=== Provided data ===
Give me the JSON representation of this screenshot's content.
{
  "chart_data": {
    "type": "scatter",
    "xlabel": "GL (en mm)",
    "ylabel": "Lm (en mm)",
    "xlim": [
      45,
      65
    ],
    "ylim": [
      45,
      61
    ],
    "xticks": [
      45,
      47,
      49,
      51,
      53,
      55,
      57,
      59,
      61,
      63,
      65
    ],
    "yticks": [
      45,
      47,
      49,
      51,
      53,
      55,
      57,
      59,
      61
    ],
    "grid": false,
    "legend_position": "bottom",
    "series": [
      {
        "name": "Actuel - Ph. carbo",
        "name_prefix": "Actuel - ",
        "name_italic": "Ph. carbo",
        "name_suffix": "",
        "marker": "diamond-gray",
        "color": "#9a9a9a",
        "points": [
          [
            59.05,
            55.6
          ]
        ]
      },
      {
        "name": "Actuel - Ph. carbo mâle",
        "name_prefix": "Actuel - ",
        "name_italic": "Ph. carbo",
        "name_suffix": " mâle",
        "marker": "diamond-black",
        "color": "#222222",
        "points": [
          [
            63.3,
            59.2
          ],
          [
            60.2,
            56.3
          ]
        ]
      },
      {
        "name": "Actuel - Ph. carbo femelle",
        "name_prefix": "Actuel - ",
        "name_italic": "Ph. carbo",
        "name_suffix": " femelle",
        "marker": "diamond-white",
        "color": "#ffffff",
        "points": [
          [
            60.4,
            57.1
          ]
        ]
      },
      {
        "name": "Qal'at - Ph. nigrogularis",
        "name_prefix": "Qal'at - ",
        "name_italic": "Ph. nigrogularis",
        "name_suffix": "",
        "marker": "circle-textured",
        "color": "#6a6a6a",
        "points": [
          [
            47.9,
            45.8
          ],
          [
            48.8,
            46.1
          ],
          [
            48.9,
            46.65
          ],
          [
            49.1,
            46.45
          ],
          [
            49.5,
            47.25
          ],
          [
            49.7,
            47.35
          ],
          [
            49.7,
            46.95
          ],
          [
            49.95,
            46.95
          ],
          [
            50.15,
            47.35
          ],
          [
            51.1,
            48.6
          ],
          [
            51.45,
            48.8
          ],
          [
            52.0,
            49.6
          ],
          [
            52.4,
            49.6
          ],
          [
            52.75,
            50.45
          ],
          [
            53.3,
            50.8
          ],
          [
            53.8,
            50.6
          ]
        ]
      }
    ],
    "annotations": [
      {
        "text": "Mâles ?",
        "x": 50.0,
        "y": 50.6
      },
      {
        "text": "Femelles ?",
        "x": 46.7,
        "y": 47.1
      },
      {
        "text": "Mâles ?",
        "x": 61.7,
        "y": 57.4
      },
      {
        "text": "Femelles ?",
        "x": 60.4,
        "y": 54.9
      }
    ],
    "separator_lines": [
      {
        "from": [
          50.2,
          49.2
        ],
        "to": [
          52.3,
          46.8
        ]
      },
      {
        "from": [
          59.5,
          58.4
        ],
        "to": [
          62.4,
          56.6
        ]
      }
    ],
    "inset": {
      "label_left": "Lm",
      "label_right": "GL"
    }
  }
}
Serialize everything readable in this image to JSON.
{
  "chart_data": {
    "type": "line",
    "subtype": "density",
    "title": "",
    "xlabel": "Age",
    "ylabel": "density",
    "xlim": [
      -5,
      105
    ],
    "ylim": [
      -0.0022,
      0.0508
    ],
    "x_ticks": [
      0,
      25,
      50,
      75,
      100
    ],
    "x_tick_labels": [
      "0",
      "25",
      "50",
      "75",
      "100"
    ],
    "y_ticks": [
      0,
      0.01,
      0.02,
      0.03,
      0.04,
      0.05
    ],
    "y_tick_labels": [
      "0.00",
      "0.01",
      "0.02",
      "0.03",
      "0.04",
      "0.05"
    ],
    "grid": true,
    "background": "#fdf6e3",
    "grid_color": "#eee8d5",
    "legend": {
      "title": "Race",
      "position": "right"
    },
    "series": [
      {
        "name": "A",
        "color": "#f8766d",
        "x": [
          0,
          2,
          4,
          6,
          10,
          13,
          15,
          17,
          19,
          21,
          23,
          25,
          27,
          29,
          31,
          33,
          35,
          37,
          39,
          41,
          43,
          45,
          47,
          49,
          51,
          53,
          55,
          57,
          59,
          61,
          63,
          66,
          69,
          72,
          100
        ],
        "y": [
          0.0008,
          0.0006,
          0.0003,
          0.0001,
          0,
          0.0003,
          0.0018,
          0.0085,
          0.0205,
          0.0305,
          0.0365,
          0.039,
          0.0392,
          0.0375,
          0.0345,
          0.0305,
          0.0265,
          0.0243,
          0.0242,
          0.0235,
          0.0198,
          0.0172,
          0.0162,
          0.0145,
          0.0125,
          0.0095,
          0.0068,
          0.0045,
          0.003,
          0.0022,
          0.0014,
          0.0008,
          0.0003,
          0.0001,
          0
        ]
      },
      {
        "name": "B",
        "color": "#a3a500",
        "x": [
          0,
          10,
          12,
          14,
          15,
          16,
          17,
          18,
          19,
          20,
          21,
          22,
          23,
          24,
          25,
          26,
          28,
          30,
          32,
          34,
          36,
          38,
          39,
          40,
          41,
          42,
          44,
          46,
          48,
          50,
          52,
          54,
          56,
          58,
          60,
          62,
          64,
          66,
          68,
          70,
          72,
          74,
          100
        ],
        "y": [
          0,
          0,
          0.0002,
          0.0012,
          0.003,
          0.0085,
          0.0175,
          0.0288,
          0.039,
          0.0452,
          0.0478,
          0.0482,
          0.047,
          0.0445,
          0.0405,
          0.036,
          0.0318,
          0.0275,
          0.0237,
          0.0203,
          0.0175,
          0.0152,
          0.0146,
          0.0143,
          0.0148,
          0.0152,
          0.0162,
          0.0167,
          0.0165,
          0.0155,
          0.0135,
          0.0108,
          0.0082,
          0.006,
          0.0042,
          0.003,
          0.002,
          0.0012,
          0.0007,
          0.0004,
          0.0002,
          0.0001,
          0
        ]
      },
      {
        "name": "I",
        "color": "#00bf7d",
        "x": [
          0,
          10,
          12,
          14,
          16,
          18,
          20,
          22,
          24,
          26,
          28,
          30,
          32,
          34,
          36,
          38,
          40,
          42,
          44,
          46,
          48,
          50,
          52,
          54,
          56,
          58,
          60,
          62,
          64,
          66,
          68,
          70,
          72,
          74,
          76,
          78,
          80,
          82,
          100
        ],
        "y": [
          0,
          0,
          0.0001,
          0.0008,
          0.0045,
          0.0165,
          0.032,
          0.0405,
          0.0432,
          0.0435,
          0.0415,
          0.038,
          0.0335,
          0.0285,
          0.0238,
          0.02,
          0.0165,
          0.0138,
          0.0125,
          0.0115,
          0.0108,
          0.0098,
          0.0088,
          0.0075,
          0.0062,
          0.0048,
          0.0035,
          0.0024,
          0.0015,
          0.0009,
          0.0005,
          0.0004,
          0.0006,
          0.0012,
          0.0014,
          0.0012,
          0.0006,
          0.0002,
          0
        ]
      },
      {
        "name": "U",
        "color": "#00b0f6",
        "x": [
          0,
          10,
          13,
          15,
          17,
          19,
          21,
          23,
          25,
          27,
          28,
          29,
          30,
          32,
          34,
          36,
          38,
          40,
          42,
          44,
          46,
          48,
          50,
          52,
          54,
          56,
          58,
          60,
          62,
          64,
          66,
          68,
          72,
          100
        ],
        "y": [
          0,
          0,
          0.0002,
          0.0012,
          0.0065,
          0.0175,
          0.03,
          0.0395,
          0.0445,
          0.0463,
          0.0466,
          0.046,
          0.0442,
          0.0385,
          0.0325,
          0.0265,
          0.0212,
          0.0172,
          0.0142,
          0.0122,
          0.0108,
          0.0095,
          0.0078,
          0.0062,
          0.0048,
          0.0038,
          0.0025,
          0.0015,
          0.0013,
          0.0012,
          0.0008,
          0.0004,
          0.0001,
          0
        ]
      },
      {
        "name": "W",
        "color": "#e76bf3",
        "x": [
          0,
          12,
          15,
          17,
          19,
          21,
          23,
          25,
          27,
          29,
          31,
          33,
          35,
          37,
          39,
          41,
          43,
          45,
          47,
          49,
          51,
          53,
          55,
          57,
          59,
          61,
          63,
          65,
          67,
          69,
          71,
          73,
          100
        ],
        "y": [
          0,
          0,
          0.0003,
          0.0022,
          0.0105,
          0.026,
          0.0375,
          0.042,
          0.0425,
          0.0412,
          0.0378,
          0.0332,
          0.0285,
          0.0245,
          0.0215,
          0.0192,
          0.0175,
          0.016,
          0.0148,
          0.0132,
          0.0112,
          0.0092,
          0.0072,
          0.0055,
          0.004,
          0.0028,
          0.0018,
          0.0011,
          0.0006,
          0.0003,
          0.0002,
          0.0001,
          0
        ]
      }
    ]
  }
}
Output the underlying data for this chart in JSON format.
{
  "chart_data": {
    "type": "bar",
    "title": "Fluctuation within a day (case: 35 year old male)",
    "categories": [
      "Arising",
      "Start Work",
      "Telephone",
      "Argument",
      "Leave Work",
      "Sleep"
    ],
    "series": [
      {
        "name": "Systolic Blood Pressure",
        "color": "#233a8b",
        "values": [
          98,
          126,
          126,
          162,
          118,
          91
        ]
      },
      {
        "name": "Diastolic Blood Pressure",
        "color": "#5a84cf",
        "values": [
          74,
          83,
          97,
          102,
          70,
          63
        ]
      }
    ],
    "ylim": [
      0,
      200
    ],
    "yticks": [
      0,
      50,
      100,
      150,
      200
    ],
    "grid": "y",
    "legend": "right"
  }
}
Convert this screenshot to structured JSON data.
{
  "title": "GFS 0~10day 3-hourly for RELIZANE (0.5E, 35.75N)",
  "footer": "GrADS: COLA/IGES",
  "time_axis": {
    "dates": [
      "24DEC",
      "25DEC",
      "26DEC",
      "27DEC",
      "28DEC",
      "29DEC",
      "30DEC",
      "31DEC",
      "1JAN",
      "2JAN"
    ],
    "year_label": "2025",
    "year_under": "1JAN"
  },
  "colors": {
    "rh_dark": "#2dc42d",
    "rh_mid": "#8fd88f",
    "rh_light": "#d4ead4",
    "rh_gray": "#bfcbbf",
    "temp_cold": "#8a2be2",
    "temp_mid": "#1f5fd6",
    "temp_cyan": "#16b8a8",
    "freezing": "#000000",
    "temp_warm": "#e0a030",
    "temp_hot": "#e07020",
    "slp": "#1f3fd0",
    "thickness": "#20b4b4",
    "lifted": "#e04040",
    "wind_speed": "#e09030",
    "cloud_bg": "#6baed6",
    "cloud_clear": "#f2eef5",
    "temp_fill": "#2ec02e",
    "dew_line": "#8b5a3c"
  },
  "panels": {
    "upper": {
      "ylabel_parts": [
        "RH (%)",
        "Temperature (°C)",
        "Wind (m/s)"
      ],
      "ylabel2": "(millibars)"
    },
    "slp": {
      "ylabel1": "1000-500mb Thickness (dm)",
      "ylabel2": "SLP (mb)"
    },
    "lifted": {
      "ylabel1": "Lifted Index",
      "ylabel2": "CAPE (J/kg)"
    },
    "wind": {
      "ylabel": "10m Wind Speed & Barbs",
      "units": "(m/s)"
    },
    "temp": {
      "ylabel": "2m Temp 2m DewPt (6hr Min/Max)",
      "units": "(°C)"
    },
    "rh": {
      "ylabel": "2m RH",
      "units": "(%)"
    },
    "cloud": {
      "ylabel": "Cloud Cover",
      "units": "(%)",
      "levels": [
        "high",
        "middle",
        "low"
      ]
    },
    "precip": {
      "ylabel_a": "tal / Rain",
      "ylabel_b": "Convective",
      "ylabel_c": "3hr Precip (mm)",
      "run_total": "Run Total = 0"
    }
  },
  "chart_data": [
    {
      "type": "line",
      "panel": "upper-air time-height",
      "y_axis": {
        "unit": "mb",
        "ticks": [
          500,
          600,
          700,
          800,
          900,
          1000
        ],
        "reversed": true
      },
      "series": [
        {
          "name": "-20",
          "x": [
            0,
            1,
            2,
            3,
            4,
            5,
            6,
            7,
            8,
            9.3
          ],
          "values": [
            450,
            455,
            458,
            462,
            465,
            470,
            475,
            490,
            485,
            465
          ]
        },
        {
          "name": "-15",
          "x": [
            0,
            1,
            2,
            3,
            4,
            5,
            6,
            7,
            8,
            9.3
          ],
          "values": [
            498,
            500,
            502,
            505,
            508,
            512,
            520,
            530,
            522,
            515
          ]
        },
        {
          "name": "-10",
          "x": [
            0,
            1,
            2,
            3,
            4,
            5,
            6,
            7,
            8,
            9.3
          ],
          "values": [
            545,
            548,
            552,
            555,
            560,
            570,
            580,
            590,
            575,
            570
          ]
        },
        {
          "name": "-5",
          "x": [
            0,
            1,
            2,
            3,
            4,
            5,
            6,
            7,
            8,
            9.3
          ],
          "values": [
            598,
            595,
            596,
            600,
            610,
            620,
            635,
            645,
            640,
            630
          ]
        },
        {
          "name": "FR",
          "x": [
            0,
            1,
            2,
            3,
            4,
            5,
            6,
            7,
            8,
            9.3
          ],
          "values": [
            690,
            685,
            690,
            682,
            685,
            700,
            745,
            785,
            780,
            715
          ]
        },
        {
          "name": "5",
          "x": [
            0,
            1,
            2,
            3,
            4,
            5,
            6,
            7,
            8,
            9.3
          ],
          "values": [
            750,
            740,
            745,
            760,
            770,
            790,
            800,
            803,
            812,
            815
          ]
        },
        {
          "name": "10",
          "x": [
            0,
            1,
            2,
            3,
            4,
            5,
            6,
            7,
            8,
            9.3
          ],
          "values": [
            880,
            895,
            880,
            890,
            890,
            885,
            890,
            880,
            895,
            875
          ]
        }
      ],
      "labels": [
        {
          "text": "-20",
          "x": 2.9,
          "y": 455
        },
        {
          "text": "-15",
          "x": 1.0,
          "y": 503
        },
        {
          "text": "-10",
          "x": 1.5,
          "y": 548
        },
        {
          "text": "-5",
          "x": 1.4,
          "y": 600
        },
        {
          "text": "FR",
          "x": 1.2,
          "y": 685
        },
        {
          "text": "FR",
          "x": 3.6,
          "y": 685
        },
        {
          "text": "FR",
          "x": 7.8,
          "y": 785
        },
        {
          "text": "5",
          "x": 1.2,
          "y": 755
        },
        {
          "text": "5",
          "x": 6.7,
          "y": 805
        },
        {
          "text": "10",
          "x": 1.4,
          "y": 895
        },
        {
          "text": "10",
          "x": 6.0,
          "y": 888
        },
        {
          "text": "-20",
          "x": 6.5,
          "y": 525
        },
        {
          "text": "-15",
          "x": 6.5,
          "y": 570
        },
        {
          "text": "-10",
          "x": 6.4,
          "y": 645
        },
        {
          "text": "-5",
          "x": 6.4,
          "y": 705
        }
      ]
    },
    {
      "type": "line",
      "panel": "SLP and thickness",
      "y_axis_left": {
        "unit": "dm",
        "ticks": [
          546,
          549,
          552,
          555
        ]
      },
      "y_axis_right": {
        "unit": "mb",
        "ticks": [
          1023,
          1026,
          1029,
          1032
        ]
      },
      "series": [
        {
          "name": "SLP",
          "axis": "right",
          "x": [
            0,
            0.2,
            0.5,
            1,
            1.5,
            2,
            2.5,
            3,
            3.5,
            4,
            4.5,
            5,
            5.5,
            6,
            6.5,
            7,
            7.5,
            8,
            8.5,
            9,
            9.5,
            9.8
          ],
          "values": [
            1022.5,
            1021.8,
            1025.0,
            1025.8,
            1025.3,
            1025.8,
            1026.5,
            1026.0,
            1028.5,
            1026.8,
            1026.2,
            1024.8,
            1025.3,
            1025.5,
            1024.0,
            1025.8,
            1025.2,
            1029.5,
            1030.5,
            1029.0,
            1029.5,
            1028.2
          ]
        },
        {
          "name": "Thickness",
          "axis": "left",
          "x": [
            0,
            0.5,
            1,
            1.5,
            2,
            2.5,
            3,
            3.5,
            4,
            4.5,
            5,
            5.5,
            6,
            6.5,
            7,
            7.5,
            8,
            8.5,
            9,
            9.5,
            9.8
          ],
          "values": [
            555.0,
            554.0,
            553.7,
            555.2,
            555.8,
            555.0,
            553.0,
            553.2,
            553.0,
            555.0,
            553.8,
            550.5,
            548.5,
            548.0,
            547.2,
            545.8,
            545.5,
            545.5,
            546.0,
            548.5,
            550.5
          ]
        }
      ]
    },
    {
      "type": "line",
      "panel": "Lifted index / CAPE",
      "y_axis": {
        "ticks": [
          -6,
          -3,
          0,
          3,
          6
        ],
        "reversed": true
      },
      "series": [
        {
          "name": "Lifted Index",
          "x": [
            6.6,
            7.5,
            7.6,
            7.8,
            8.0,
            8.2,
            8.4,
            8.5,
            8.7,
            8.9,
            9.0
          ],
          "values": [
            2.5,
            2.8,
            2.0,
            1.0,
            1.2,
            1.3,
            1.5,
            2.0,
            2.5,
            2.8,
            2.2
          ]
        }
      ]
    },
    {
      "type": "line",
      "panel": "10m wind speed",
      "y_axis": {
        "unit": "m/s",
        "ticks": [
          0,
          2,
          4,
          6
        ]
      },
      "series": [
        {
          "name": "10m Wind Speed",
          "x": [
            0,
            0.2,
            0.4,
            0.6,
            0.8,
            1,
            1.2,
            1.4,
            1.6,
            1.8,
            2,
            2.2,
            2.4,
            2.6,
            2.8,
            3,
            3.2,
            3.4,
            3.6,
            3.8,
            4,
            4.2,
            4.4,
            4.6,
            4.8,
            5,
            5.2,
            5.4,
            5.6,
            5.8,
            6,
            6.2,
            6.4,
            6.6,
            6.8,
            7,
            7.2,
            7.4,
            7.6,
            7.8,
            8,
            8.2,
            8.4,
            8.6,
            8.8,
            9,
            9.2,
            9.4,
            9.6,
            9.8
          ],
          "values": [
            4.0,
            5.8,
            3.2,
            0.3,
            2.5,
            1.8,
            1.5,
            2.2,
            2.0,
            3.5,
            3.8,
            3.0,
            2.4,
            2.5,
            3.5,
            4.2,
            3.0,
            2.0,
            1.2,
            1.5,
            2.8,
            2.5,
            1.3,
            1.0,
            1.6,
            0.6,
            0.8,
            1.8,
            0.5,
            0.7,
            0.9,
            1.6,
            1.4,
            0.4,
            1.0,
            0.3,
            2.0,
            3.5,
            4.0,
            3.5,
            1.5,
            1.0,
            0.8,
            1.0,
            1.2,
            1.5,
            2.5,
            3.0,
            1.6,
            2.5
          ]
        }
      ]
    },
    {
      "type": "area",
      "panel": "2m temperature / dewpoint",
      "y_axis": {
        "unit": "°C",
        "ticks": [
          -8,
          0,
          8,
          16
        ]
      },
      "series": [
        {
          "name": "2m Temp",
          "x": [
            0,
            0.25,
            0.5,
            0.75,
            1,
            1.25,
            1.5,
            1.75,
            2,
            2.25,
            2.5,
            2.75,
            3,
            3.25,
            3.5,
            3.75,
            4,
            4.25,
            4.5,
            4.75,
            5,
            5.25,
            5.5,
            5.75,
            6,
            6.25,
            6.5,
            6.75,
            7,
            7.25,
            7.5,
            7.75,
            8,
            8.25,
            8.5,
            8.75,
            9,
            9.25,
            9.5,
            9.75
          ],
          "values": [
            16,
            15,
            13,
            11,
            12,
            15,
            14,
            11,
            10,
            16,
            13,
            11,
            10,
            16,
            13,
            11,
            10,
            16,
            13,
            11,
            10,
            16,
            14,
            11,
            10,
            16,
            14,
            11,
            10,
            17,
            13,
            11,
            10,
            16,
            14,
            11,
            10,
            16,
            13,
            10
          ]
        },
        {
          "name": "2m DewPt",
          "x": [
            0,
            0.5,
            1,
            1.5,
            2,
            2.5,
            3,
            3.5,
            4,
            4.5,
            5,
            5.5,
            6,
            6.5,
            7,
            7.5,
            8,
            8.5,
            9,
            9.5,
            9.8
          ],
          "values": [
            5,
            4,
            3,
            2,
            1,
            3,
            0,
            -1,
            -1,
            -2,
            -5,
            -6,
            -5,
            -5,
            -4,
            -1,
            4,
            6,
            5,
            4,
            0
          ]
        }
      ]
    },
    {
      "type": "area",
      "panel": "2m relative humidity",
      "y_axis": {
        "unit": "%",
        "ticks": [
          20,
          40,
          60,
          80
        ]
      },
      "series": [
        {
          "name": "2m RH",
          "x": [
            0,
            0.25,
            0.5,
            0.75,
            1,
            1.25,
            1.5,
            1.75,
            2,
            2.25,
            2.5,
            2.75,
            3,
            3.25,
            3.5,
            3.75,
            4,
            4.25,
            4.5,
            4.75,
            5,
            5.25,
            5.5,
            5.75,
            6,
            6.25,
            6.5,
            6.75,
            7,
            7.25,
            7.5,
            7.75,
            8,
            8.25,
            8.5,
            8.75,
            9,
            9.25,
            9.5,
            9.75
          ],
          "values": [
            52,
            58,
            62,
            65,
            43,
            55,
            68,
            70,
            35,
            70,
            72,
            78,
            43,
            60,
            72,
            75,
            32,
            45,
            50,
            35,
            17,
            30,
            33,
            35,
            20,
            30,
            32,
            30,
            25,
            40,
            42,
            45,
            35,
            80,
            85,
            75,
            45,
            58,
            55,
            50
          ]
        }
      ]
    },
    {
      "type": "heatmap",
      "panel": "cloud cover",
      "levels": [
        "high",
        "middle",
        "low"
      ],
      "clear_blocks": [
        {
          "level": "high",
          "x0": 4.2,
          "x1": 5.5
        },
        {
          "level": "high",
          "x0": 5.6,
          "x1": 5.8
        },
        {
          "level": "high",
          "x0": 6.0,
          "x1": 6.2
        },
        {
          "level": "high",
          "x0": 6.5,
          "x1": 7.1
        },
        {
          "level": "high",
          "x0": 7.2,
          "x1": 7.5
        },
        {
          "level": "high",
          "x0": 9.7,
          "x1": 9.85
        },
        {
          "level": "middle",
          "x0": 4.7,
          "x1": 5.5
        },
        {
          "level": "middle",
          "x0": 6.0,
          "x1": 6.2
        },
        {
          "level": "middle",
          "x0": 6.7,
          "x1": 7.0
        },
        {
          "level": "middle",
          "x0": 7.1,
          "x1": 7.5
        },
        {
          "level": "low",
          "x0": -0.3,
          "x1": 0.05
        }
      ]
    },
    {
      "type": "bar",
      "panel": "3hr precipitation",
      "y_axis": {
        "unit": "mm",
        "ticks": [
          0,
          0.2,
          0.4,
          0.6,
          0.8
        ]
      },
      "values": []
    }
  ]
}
===
### Exercise description
Determine how many lines of the records above contain the word "nigrogularis", and report only that number.

### Result for this task
2